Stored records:
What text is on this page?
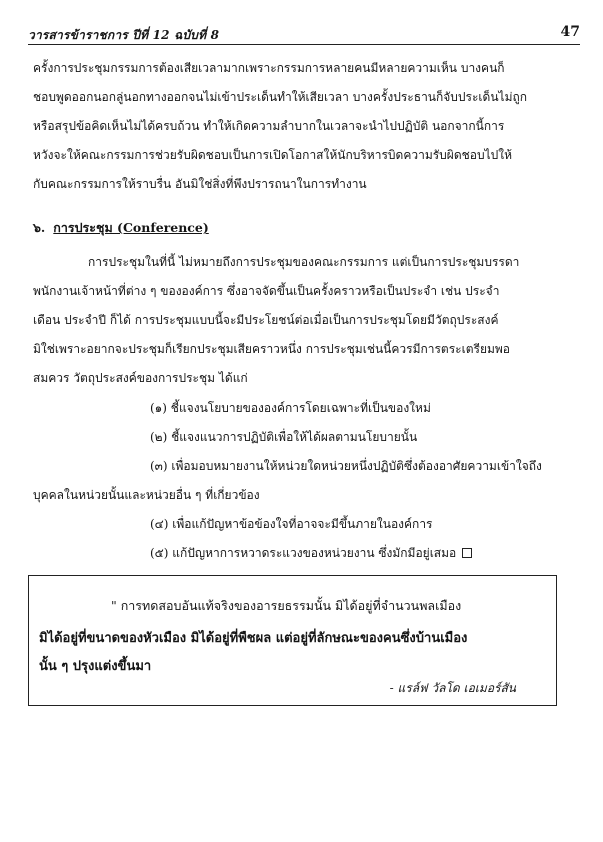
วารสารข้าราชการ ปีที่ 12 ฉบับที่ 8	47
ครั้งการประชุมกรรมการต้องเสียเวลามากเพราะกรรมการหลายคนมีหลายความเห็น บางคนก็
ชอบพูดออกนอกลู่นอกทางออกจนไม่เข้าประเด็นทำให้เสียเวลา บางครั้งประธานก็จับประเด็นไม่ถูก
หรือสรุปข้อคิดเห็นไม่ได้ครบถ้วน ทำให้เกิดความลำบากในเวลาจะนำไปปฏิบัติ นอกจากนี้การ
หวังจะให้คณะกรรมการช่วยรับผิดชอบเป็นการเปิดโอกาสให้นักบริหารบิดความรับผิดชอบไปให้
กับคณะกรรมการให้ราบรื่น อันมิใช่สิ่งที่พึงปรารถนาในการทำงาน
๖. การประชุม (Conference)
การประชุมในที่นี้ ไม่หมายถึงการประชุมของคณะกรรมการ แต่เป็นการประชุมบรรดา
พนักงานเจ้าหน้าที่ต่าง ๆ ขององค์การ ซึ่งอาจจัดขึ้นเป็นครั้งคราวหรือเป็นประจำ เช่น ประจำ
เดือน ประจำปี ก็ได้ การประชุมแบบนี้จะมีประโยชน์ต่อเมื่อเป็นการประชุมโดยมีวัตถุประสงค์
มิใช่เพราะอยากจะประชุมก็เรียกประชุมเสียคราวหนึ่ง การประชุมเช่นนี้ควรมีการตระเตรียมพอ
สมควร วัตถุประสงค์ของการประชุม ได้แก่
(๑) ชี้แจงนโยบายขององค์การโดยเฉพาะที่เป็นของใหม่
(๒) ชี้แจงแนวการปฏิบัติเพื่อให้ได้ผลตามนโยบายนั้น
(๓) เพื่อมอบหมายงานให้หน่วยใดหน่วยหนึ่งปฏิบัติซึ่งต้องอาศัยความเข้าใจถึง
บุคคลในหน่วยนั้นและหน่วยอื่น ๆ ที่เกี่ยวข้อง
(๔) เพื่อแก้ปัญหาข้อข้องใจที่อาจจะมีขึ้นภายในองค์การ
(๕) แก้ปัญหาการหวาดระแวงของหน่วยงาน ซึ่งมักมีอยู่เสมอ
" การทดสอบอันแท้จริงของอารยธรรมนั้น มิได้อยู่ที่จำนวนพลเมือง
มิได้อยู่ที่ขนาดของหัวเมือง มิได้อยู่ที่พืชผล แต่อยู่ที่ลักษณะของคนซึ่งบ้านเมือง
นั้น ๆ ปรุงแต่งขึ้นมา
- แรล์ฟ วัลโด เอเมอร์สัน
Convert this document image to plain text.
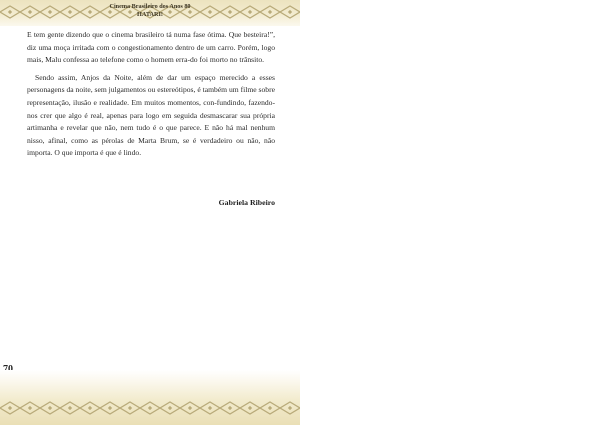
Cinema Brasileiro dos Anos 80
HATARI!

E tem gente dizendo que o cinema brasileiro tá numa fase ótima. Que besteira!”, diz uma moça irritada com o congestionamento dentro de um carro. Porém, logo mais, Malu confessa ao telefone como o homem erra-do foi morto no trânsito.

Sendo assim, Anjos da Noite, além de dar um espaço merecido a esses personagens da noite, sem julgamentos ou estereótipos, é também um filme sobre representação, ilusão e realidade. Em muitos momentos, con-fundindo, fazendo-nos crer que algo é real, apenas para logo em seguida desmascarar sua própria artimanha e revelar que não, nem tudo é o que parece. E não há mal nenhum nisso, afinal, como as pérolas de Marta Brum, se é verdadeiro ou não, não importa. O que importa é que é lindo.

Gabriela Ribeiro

:: What you have to do ::
Write out all the entries again, word for word, and print no images.

:: Full answer ::
What text is on this page?
วารสารข้าราชการ ปีที่ 12 ฉบับที่ 8	47
ครั้งการประชุมกรรมการต้องเสียเวลามากเพราะกรรมการหลายคนมีหลายความเห็น บางคนก็
ชอบพูดออกนอกลู่นอกทางออกจนไม่เข้าประเด็นทำให้เสียเวลา บางครั้งประธานก็จับประเด็นไม่ถูก
หรือสรุปข้อคิดเห็นไม่ได้ครบถ้วน ทำให้เกิดความลำบากในเวลาจะนำไปปฏิบัติ นอกจากนี้การ
หวังจะให้คณะกรรมการช่วยรับผิดชอบเป็นการเปิดโอกาสให้นักบริหารบิดความรับผิดชอบไปให้
กับคณะกรรมการให้ราบรื่น อันมิใช่สิ่งที่พึงปรารถนาในการทำงาน
๖. การประชุม (Conference)
การประชุมในที่นี้ ไม่หมายถึงการประชุมของคณะกรรมการ แต่เป็นการประชุมบรรดา
พนักงานเจ้าหน้าที่ต่าง ๆ ขององค์การ ซึ่งอาจจัดขึ้นเป็นครั้งคราวหรือเป็นประจำ เช่น ประจำ
เดือน ประจำปี ก็ได้ การประชุมแบบนี้จะมีประโยชน์ต่อเมื่อเป็นการประชุมโดยมีวัตถุประสงค์
มิใช่เพราะอยากจะประชุมก็เรียกประชุมเสียคราวหนึ่ง การประชุมเช่นนี้ควรมีการตระเตรียมพอ
สมควร วัตถุประสงค์ของการประชุม ได้แก่
(๑) ชี้แจงนโยบายขององค์การโดยเฉพาะที่เป็นของใหม่
(๒) ชี้แจงแนวการปฏิบัติเพื่อให้ได้ผลตามนโยบายนั้น
(๓) เพื่อมอบหมายงานให้หน่วยใดหน่วยหนึ่งปฏิบัติซึ่งต้องอาศัยความเข้าใจถึง
บุคคลในหน่วยนั้นและหน่วยอื่น ๆ ที่เกี่ยวข้อง
(๔) เพื่อแก้ปัญหาข้อข้องใจที่อาจจะมีขึ้นภายในองค์การ
(๕) แก้ปัญหาการหวาดระแวงของหน่วยงาน ซึ่งมักมีอยู่เสมอ
" การทดสอบอันแท้จริงของอารยธรรมนั้น มิได้อยู่ที่จำนวนพลเมือง
มิได้อยู่ที่ขนาดของหัวเมือง มิได้อยู่ที่พืชผล แต่อยู่ที่ลักษณะของคนซึ่งบ้านเมือง
นั้น ๆ ปรุงแต่งขึ้นมา
- แรล์ฟ วัลโด เอเมอร์สัน
Convert this document image to plain text.
Cinema Brasileiro dos Anos 80
HATARI!

E tem gente dizendo que o cinema brasileiro tá numa fase ótima. Que besteira!”, diz uma moça irritada com o congestionamento dentro de um carro. Porém, logo mais, Malu confessa ao telefone como o homem erra-do foi morto no trânsito.

Sendo assim, Anjos da Noite, além de dar um espaço merecido a esses personagens da noite, sem julgamentos ou estereótipos, é também um filme sobre representação, ilusão e realidade. Em muitos momentos, con-fundindo, fazendo-nos crer que algo é real, apenas para logo em seguida desmascarar sua própria artimanha e revelar que não, nem tudo é o que parece. E não há mal nenhum nisso, afinal, como as pérolas de Marta Brum, se é verdadeiro ou não, não importa. O que importa é que é lindo.

Gabriela Ribeiro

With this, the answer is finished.